— START OF RECORD EXCERPTS —

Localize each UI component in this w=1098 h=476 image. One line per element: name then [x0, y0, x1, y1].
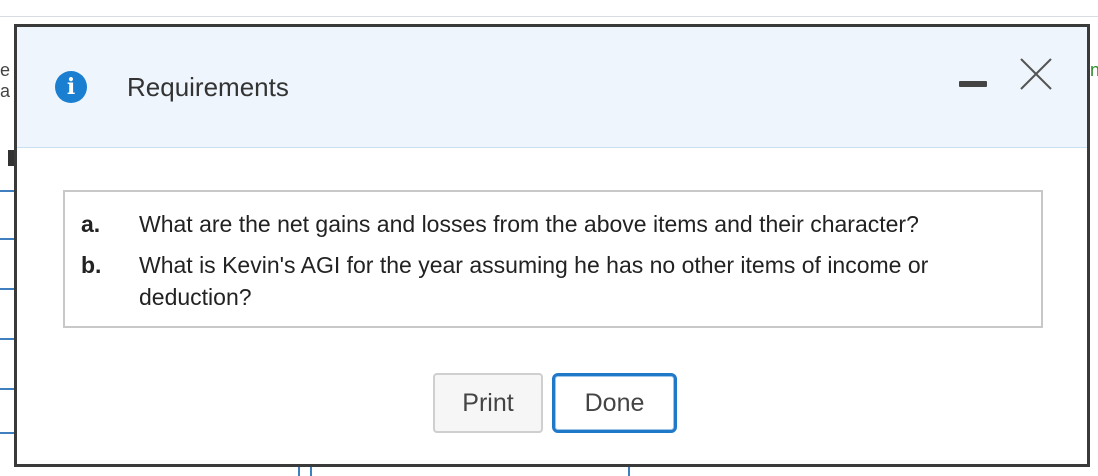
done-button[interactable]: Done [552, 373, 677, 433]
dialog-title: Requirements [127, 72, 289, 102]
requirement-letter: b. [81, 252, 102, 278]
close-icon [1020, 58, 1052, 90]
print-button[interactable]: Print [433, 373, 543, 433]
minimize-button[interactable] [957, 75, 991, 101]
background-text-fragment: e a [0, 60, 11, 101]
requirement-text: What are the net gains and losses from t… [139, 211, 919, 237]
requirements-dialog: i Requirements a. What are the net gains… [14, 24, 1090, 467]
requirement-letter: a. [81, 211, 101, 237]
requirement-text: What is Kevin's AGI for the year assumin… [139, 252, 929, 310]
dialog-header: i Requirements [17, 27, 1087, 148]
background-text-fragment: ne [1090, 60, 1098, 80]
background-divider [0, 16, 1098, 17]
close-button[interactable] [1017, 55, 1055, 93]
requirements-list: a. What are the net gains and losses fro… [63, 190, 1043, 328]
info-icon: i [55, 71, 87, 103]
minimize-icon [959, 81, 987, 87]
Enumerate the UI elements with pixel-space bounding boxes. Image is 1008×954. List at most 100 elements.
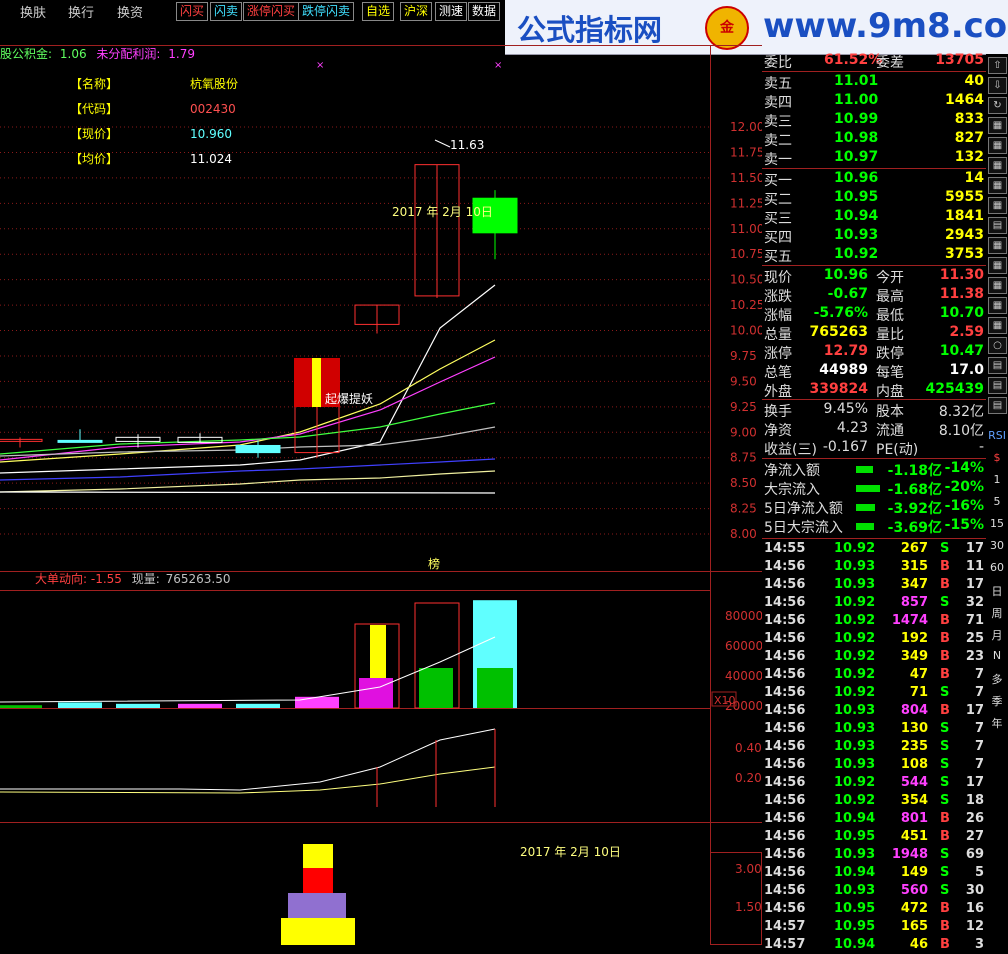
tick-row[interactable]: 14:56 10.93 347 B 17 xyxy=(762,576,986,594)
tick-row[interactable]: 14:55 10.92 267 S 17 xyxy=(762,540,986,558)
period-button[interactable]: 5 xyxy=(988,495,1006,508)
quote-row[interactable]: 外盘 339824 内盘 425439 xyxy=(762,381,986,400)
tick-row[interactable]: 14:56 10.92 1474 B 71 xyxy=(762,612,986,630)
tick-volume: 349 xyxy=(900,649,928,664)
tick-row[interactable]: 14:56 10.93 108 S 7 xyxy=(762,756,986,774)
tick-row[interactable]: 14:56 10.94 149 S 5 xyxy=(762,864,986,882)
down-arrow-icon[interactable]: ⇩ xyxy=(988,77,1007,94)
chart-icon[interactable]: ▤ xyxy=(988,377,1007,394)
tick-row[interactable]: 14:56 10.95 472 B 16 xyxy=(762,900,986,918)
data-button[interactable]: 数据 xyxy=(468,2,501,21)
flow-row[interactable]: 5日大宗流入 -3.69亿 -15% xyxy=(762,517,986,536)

— END OF RECORD EXCERPTS —

Repeat word for word everything in the entries from the line containing "tick-row[interactable]: 14:56 10.93 347" down to the line containing "tick-volume: 349 xyxy=(900,649,928,664)", including both of those lines.

tick-row[interactable]: 14:56 10.93 347 B 17 xyxy=(762,576,986,594)
tick-row[interactable]: 14:55 10.92 267 S 17 xyxy=(762,540,986,558)
period-button[interactable]: 5 xyxy=(988,495,1006,508)
quote-row[interactable]: 外盘 339824 内盘 425439 xyxy=(762,381,986,400)
tick-row[interactable]: 14:56 10.92 1474 B 71 xyxy=(762,612,986,630)
tick-volume: 349 xyxy=(900,649,928,664)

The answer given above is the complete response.